* **TASK TO CARRY OUT**
In this exercise, every entry is to be copied exactly.

-*-

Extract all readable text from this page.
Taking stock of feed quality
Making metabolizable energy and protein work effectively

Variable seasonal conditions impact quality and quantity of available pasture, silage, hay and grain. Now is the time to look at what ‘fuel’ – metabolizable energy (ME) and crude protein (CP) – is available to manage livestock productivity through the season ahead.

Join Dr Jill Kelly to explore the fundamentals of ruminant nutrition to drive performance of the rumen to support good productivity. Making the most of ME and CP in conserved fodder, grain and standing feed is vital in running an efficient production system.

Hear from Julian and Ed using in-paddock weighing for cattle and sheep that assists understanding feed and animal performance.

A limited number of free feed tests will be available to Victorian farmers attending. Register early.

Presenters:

-*-

* **FINISHED EXERCISE**
Extract all readable text from this page.
Taking stock of feed quality
Making metabolizable energy and protein work effectively

Variable seasonal conditions impact quality and quantity of available pasture, silage, hay and grain. Now is the time to look at what ‘fuel’ – metabolizable energy (ME) and crude protein (CP) – is available to manage livestock productivity through the season ahead.

Join Dr Jill Kelly to explore the fundamentals of ruminant nutrition to drive performance of the rumen to support good productivity. Making the most of ME and CP in conserved fodder, grain and standing feed is vital in running an efficient production system.

Hear from Julian and Ed using in-paddock weighing for cattle and sheep that assists understanding feed and animal performance.

A limited number of free feed tests will be available to Victorian farmers attending. Register early.

Presenters:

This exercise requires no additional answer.